## Problem description
Check each line of the listing, and copy it if it contains the word "text".

## Dataset extract
#####

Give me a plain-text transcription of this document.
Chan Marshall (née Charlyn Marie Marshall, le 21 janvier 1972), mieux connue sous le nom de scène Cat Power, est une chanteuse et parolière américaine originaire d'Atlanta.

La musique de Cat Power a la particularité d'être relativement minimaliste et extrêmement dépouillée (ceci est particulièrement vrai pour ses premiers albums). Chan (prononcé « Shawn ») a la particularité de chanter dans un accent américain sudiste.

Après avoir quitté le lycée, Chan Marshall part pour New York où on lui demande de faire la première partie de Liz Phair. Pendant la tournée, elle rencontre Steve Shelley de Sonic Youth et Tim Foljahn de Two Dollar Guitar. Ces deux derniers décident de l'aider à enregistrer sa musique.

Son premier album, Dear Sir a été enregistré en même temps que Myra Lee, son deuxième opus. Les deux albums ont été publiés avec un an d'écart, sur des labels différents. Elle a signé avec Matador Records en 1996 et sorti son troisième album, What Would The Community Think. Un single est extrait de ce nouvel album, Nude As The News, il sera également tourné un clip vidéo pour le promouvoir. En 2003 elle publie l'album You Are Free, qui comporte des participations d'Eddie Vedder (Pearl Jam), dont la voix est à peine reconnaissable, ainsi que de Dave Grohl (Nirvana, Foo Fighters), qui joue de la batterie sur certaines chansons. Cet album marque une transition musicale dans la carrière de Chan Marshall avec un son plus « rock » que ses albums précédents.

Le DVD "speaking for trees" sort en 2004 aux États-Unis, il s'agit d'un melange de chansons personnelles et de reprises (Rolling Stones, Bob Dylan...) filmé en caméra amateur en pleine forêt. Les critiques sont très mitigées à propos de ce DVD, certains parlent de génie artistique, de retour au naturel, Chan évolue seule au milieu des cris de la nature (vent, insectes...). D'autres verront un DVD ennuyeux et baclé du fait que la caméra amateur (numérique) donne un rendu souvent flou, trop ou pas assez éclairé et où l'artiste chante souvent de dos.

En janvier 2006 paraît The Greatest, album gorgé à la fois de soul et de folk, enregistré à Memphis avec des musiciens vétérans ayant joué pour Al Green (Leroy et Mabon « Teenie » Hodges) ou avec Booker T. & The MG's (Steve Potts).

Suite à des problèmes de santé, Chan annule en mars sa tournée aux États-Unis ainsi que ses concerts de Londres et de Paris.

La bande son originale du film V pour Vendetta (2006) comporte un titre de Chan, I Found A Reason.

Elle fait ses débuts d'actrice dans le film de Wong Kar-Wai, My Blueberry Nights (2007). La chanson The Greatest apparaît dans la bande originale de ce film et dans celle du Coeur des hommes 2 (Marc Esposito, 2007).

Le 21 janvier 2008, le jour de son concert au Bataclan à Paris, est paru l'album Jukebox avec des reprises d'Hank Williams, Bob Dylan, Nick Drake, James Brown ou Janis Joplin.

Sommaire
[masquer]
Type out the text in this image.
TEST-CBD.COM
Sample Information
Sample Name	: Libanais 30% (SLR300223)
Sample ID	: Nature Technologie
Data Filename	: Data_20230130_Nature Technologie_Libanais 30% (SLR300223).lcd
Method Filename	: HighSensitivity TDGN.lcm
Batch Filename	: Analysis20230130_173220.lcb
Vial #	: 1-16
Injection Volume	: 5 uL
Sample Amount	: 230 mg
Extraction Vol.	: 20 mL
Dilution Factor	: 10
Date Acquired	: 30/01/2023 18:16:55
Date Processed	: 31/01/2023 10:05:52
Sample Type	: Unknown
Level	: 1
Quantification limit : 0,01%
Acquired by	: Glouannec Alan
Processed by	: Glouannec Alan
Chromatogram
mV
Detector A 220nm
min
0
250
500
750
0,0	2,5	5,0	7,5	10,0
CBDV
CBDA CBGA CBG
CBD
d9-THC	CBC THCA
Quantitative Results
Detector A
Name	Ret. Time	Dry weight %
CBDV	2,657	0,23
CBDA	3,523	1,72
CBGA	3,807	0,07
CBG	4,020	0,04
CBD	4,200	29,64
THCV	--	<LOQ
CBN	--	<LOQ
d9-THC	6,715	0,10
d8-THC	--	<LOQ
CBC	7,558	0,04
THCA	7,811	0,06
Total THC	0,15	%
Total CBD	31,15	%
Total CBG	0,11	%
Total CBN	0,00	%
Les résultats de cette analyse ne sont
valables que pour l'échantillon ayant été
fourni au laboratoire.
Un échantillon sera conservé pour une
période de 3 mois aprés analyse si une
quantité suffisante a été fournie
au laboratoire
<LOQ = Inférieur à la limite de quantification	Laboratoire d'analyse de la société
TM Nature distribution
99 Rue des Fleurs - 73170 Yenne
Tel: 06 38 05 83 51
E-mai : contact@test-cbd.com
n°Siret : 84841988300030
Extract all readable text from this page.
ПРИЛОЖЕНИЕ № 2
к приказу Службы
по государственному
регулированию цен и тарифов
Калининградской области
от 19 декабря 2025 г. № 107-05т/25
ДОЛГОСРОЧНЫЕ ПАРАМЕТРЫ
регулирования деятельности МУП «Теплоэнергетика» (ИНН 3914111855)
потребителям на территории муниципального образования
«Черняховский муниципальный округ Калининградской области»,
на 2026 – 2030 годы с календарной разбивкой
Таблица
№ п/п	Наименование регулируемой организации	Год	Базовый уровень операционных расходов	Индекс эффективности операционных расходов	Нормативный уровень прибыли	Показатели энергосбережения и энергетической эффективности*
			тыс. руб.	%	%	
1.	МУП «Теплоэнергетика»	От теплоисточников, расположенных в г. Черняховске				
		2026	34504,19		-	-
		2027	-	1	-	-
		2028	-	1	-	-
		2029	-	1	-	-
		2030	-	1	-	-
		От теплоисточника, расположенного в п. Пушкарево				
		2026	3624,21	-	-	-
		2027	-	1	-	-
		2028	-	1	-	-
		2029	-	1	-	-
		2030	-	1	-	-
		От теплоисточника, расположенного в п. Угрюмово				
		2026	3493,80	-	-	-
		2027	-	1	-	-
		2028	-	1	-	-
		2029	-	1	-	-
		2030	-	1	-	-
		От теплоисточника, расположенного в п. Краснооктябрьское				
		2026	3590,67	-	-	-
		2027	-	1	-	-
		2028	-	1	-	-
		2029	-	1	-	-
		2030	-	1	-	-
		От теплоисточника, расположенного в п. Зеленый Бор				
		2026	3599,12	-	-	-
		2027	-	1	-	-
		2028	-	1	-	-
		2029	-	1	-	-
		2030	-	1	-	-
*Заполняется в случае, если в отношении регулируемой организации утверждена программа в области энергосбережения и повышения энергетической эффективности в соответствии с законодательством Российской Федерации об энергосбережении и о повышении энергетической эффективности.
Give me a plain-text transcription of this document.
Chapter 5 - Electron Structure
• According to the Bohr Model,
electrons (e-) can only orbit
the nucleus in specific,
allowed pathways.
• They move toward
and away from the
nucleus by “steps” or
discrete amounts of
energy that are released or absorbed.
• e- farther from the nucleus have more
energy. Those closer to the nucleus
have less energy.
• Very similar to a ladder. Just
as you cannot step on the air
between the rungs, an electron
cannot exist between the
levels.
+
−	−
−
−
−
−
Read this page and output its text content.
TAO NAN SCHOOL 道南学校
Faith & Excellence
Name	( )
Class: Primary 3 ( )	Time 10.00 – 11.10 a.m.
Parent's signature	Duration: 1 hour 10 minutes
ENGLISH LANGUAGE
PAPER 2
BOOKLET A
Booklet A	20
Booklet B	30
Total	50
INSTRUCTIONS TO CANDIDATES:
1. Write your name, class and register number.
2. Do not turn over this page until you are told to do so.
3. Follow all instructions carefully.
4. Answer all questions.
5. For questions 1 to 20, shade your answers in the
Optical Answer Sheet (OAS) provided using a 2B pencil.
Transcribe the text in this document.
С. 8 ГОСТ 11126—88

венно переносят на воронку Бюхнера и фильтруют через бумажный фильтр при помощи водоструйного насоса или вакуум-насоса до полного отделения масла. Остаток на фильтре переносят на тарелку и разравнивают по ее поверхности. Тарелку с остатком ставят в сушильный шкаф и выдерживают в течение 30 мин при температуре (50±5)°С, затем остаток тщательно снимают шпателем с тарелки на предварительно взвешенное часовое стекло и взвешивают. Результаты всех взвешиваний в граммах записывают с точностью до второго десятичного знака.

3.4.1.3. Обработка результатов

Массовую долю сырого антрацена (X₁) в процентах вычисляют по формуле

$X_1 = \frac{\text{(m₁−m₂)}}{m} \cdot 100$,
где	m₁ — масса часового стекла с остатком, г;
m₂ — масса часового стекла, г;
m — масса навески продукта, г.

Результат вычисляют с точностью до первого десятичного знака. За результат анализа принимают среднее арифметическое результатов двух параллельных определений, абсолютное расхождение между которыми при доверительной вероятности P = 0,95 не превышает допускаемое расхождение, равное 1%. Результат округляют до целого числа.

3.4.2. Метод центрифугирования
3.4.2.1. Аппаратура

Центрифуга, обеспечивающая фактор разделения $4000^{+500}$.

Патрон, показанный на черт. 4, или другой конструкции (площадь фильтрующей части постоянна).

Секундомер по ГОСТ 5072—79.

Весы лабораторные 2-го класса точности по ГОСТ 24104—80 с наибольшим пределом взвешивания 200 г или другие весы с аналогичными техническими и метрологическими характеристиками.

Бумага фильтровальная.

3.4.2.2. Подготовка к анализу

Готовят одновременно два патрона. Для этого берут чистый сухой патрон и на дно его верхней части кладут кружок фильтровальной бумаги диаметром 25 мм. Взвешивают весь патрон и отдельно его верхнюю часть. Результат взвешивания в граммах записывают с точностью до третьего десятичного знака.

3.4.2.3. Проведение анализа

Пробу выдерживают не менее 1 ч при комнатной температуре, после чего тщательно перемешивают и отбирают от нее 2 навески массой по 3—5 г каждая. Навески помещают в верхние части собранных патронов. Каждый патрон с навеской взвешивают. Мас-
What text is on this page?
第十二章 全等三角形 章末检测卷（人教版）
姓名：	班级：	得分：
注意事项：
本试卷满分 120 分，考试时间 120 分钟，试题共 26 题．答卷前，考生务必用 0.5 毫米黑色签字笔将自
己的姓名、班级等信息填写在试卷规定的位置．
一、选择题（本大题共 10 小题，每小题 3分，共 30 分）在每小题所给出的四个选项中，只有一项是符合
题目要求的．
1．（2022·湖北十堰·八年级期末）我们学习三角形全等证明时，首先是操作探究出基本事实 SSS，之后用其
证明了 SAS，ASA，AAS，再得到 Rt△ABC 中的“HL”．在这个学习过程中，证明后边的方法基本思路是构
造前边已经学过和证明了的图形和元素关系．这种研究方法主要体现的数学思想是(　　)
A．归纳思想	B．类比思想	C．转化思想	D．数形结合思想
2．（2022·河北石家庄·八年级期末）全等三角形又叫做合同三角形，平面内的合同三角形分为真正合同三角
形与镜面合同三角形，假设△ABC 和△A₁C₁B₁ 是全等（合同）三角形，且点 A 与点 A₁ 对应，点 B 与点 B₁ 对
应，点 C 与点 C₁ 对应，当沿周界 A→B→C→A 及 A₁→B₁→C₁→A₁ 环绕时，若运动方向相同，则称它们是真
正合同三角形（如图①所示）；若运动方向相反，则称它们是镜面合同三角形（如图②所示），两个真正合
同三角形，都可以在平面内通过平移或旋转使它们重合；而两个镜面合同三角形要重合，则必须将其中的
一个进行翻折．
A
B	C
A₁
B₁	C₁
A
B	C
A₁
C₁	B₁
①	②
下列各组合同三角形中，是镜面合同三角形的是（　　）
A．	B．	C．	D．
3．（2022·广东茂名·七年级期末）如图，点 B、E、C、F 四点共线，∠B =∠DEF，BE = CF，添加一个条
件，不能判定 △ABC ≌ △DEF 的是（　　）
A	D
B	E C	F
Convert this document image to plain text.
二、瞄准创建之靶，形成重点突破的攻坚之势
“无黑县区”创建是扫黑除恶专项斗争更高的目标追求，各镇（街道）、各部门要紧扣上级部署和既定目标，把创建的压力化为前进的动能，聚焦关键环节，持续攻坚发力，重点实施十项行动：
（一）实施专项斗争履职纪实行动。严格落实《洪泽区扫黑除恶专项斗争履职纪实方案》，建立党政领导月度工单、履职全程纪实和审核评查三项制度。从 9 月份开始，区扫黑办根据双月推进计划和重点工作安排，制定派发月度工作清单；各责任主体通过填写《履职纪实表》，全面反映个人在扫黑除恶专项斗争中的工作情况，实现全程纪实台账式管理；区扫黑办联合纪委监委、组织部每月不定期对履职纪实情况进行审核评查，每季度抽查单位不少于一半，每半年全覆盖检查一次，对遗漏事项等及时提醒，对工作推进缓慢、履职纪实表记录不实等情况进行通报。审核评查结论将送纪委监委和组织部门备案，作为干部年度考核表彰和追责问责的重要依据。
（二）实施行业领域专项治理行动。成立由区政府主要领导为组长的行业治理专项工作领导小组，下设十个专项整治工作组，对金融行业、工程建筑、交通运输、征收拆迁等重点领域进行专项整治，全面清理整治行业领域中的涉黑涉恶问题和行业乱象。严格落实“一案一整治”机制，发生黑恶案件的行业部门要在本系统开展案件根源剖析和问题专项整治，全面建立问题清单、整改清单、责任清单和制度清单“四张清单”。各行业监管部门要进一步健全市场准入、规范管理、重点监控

#####

## Right answer
Give me a plain-text transcription of this document.
Type out the text in this image.
Extract all readable text from this page.
Give me a plain-text transcription of this document.
Read this page and output its text content.
Transcribe the text in this document.
$X_1 = \frac{\text{(m₁−m₂)}}{m} \cdot 100$,
What text is on this page?
Convert this document image to plain text.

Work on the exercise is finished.